As for the kit, it continues to take new forms, settling in the wardrobes of people from all over the world, and does not fail to surprise fashion experts with new ideas. For example, the club entered the 2023/24 season with a black and white striped set with a scarlet polo collar, rehashing the classic clothes of Venetian gondoliers. A branded presentation from the lagoon was included in the promotion.
Such grandiose successes and media attention worldwide required Ted Philippakos to make a selective restructuring within the project. Only after shifting the focus to contact with the general public and the Venetians did the project transform in this way.
Trendsetter Team and Its Corporate Identity
If you are walking in the center of Venice and find yourself in an expensive boutique, where instead of designer clothes, you find hangers with football uniforms, do not be surprised. This is another part of the club's new corporate identity, which has separated its merchandise store from a small, cozy stadium and turned it into a modern showroom in the city's tourist heart.
White stone floors, Afghan carpets on top of them, expensive leather chairs, houseplants, and walls crammed with footage from trendy photo shoots may confuse old-fashioned football fans but they have already become a must-see point of interest for ardent fans and tourists from all over the world.
In recent years, the football uniforms that fill the Venezia store have been the responsibility of unequivocal professionals from the world of fashion. Among them is, for example, the Fly Nowhere agency from New York, which regularly works on the design of merchandise and other branded apparel for clubs at the level of Manchester United and PSG. Or the German designers from Bureau Borsche, whose resumes include collaborations with Balenciaga, Rimowa, and Supreme.
The club's staff includes former Off-White employees and participants in the Venice Art Biennale, who are responsible for creativity. The fashion collections of "Venice" already include not only sports equipment but also branded umbrellas, raincoats, fishing hats, and even swimsuits.
______
> _WORK TASK_:
Carry on the Venezia kit and fashion piece from its last sentence. The rows that come next have nothing to do with the text about Venezia.
______
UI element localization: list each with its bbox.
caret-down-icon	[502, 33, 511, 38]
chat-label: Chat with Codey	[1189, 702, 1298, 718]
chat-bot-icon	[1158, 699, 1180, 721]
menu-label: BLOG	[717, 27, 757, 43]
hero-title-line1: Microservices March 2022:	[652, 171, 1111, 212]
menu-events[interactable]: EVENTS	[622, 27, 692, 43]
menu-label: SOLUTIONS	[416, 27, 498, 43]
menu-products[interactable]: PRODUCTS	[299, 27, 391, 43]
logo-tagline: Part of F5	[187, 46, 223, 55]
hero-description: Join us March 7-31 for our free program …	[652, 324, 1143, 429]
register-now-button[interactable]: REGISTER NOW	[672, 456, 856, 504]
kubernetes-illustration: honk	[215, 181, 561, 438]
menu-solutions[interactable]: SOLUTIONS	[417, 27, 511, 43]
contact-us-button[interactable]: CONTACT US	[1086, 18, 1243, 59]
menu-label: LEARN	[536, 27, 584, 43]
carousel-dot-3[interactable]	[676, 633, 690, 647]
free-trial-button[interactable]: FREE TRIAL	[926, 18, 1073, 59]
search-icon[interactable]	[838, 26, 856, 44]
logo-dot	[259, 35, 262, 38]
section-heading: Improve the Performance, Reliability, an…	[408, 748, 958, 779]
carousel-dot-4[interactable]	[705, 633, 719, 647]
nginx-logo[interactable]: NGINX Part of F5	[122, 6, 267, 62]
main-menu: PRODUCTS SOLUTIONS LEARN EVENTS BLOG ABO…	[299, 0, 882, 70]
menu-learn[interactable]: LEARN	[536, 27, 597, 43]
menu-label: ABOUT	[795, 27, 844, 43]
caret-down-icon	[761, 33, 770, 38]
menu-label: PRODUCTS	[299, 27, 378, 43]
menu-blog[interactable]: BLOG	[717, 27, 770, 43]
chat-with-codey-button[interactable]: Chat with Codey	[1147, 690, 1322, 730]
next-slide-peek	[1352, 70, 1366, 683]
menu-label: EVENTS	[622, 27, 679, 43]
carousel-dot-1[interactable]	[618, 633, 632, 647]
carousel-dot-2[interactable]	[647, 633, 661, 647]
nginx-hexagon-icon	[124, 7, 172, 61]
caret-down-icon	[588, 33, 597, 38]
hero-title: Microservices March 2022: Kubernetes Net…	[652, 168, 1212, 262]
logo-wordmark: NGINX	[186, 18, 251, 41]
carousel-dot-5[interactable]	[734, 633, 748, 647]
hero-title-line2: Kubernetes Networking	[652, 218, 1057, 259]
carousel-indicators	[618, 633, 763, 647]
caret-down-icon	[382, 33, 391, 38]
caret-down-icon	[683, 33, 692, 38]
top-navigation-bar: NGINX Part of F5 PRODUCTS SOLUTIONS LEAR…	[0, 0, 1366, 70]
______
> _ANSWER SPACE_:
Finally, Venezia, which seemed completely detached from all the must-have trappings of modern sport just a few years ago, has begun to invade social networks. The club’s account made fun of Elon Musk's upcoming purchase of the company on Twitter (at the time), urging "fans about 12 years old" to subscribe to the team's new TikTok account. In general, the club's creatives like to fit into almost any current thread or trend to draw attention to themselves once again.
But in addition to pursuing outright hype, Venezia continues to express admiration for and love for its native city. The club's updated website regularly publishes poetic essays on the Italian pearl and interviews with local cultural figures. The 2021/22 season and the hype around the team's return to the country's top division came to life in a book with photos from street photographer Eric Scagiante.
In addition, the project cooperates with the American non-profit organization Save Venice, which monitors the preservation of Venice's artistic heritage. Thanks to this, the organization receives 5 euros for each T-shirt sold. The main event in the club's history in recent decades, the return to Serie A, was celebrated by Venezia in the most pompous way possible—a parade of gondolas and boats.
At the same time, interestingly, the project has enough critics even among the local audience. Some old-timers spit on the redesign of the corporate logo; others are not delighted with the kitschy design of the clothes themselves. Almost everyone says in exasperation that they expected to dominate the pitch rather than become the most fashionable club in world football.
However, if the American owners of the team find an opportunity to deal with competitive moments with the same passion and audacity as building a fashion brand, Venezia has every chance of unconditional success. In the meantime, let's just enjoy the best jerseys in football right now.